* _Source material_:
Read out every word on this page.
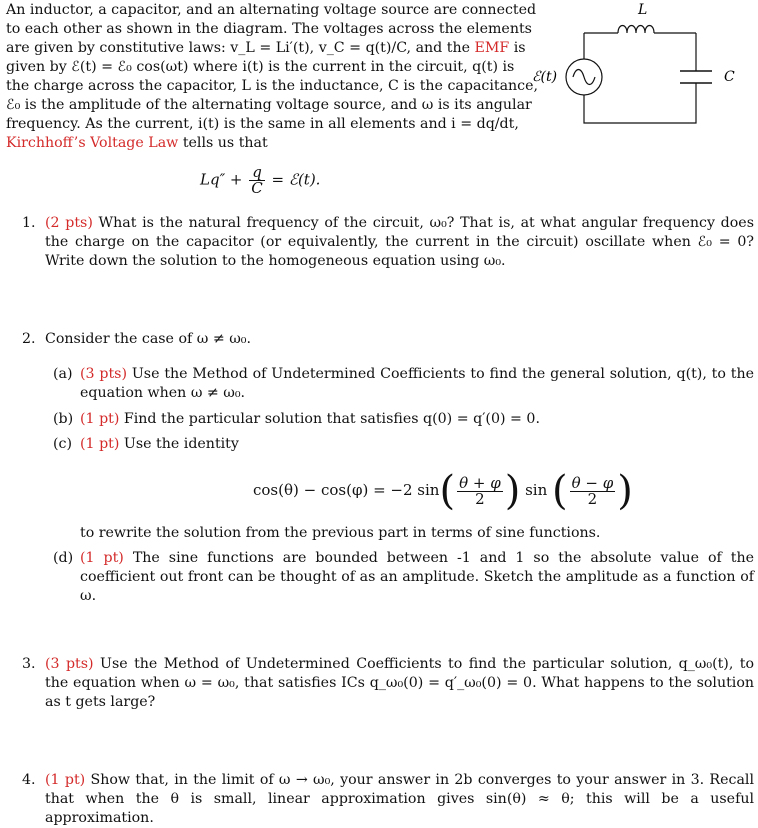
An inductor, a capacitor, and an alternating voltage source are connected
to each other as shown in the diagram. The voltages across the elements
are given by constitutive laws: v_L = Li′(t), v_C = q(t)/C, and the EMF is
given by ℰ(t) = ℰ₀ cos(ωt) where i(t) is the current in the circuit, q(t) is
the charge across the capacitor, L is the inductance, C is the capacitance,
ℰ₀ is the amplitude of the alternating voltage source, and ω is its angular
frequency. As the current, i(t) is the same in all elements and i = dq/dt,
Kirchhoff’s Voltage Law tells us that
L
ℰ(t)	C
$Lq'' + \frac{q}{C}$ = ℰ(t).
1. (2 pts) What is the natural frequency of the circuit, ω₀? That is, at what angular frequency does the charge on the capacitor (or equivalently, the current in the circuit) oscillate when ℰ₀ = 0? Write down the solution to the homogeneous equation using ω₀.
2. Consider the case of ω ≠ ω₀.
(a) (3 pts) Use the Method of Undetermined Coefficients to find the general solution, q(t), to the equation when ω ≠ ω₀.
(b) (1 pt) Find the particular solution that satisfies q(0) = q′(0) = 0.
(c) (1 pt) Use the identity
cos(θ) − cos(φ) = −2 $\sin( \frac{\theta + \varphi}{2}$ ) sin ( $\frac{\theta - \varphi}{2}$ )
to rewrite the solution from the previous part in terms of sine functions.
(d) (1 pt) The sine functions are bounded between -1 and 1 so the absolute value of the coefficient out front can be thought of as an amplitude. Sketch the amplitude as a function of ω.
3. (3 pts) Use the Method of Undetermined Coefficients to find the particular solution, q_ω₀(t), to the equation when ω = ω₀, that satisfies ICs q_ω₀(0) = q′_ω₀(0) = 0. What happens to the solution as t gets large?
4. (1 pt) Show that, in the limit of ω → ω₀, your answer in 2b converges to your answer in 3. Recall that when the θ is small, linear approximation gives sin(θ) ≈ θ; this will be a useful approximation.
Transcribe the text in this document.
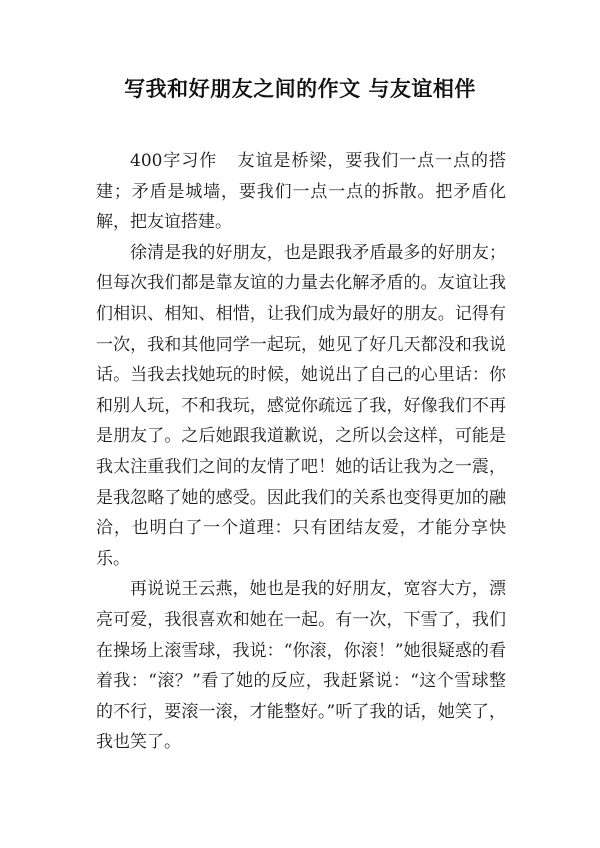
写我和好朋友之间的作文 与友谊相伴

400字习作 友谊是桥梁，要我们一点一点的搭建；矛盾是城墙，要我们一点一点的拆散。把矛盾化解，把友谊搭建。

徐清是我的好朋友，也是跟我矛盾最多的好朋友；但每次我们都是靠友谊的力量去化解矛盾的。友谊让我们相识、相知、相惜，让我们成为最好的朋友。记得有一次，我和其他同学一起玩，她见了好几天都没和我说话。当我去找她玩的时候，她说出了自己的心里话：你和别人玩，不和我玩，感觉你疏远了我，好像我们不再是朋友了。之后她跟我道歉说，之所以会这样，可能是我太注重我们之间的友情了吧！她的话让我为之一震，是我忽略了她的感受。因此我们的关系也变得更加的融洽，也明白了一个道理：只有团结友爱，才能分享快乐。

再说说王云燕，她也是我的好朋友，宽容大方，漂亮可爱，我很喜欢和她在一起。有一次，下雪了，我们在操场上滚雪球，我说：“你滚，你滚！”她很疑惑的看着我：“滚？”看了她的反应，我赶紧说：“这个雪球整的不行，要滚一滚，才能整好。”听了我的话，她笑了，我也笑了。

...

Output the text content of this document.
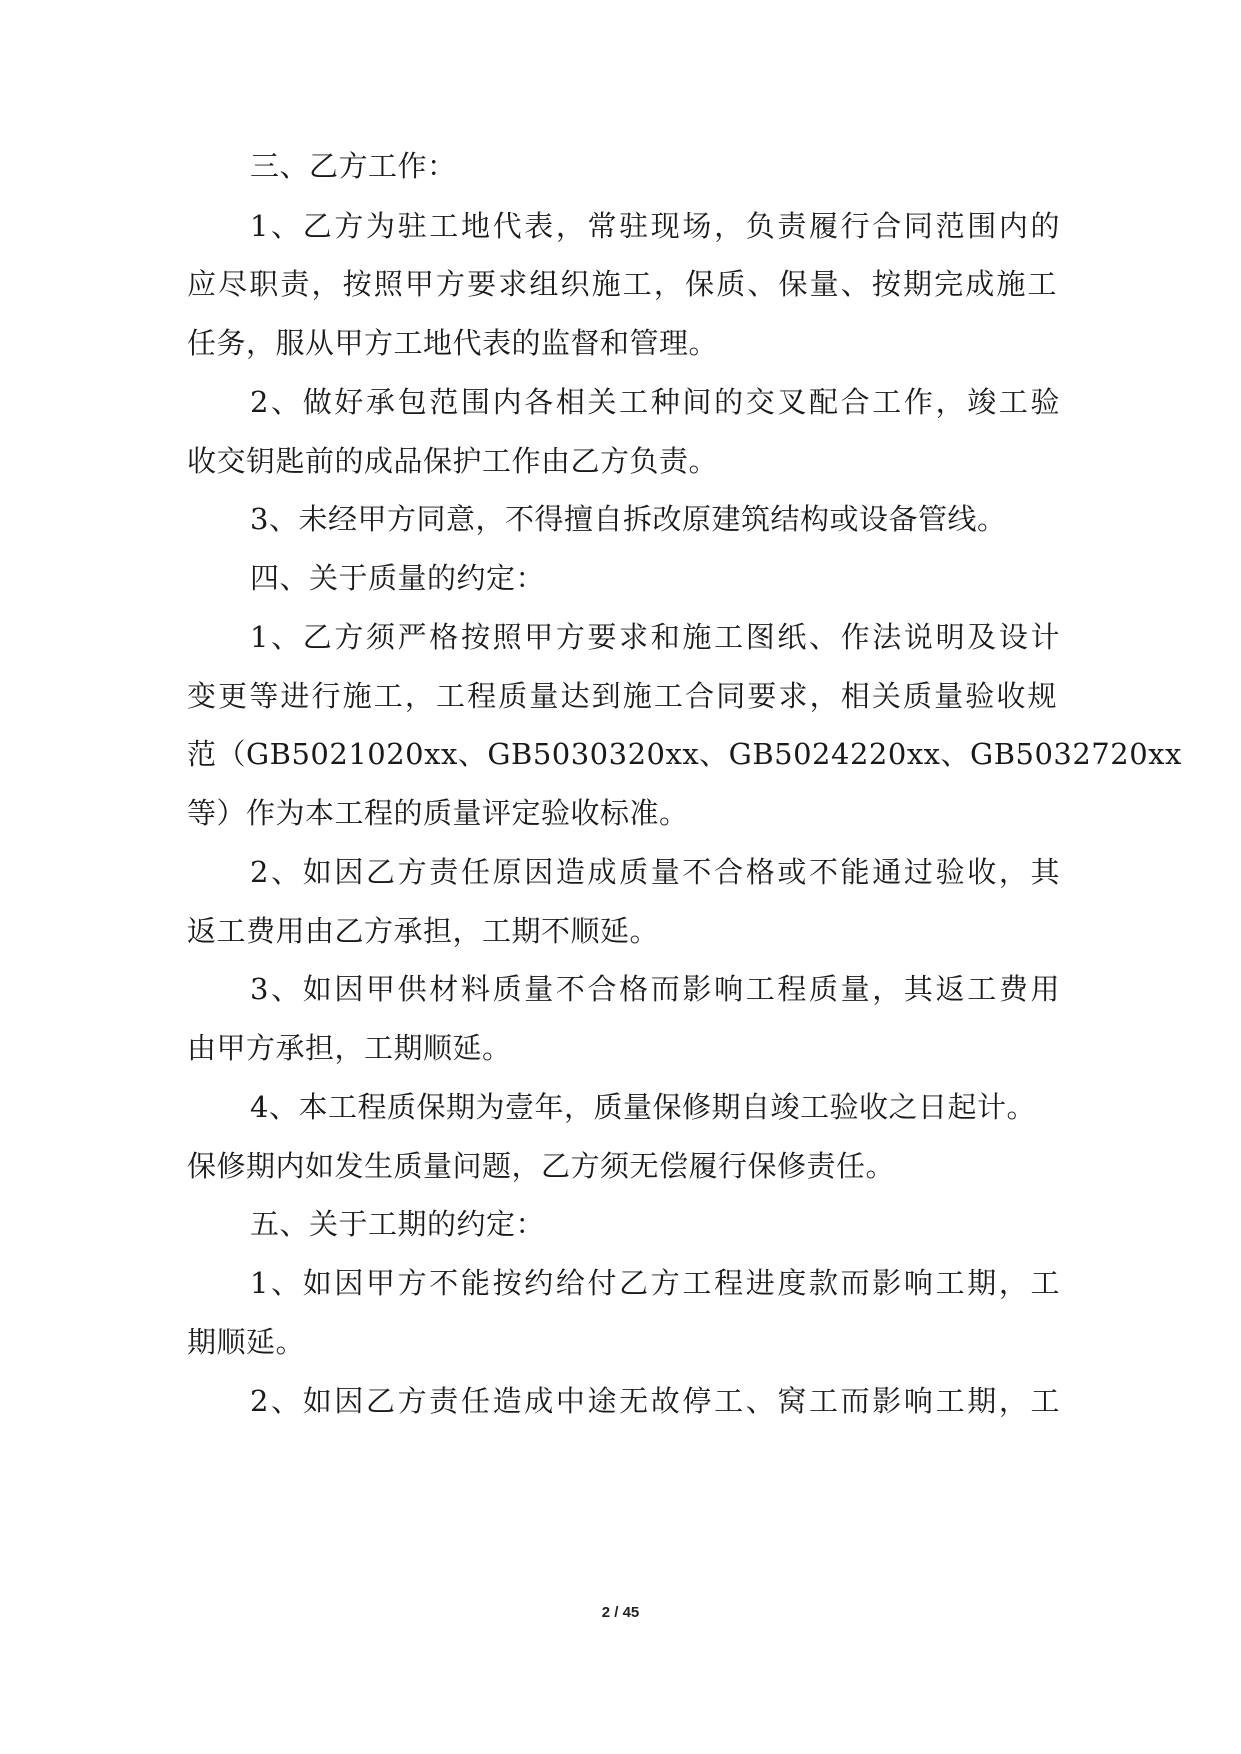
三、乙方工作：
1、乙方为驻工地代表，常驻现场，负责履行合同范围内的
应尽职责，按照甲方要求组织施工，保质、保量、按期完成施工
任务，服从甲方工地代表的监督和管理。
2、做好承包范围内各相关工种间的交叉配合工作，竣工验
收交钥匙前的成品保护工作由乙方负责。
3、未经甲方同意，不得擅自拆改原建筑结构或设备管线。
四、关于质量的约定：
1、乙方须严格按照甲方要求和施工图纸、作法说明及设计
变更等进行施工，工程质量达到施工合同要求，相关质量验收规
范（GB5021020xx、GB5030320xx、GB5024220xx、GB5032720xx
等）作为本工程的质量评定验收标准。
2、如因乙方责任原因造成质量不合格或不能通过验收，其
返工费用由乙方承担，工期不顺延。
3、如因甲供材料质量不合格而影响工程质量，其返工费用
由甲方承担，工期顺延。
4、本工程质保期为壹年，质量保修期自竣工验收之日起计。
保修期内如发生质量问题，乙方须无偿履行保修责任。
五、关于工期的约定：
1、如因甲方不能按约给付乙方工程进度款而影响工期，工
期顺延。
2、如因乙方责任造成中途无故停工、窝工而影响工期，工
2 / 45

==

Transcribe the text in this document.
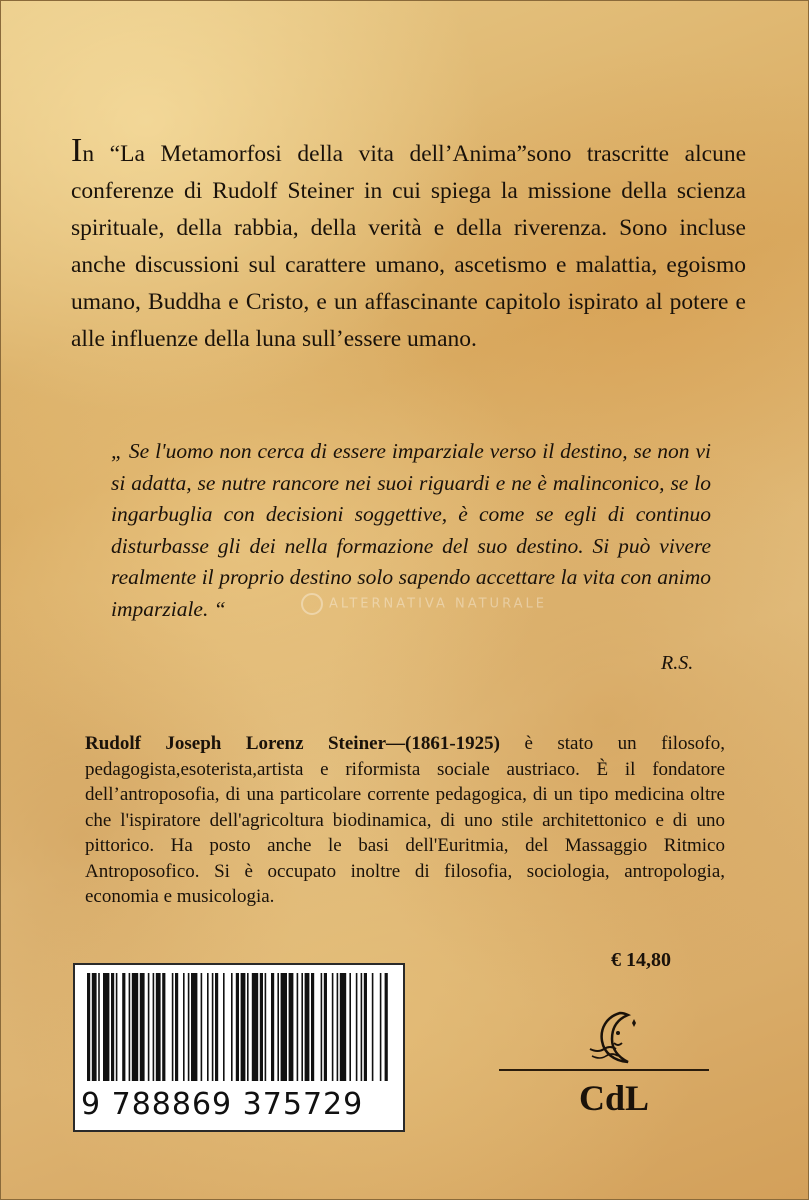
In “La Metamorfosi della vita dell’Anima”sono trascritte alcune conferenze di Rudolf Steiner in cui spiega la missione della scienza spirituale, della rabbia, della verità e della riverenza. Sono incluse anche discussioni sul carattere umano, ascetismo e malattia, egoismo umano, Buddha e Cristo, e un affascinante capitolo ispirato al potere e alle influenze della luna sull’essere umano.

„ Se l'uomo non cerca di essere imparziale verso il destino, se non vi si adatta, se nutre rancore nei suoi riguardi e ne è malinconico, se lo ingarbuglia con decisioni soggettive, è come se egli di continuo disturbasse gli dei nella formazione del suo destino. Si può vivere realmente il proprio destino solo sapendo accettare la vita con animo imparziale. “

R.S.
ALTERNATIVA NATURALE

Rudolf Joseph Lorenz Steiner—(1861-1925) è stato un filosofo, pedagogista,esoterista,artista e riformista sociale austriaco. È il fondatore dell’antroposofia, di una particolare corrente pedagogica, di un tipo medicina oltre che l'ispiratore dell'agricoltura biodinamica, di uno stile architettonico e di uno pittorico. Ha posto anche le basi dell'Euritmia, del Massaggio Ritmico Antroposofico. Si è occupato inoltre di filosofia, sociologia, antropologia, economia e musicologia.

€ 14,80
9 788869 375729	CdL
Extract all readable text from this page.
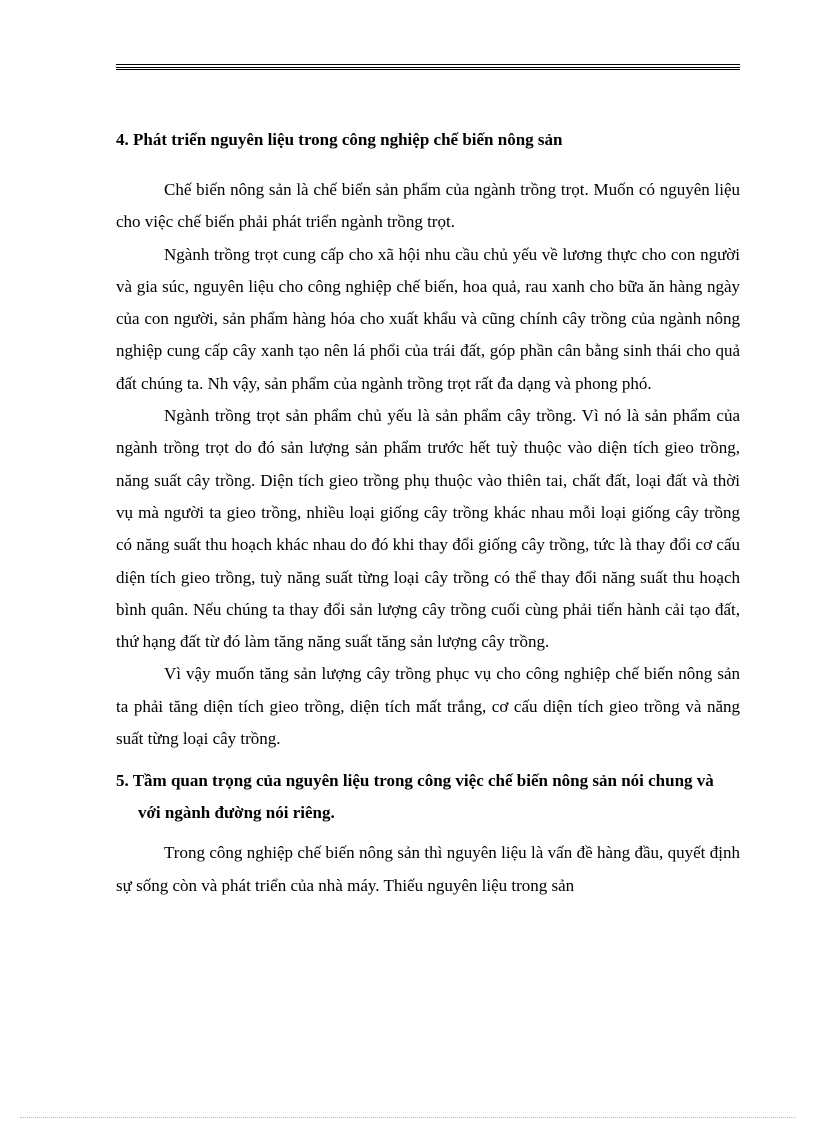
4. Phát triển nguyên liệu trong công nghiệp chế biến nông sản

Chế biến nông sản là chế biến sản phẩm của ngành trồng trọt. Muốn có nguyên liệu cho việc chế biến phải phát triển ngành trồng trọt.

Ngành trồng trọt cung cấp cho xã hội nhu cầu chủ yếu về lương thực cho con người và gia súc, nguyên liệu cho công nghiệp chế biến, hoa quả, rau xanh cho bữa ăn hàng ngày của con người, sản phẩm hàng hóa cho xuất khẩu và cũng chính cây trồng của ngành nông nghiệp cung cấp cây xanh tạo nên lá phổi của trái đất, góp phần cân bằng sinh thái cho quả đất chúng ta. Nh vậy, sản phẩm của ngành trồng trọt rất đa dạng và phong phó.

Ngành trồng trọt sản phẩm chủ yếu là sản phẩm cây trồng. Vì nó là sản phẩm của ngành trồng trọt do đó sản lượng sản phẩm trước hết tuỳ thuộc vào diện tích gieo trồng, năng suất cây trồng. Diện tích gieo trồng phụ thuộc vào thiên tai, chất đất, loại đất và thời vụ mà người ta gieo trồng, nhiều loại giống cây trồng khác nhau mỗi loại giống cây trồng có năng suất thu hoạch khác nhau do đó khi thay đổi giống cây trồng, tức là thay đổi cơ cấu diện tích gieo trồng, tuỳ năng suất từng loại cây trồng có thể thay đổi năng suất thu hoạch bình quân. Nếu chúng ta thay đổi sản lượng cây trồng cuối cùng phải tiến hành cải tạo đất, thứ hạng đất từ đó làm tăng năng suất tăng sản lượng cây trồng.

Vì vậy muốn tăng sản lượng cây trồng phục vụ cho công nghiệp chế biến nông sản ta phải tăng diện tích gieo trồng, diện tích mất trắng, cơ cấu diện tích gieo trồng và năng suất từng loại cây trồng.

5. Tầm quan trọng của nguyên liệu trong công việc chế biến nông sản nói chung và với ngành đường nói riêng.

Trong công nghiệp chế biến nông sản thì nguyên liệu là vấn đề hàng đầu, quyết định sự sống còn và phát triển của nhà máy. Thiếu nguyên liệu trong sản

* _Given task_: In the records above, collect each line with "page".

* _Full answer_:
Read out every word on this page.
Extract all readable text from this page.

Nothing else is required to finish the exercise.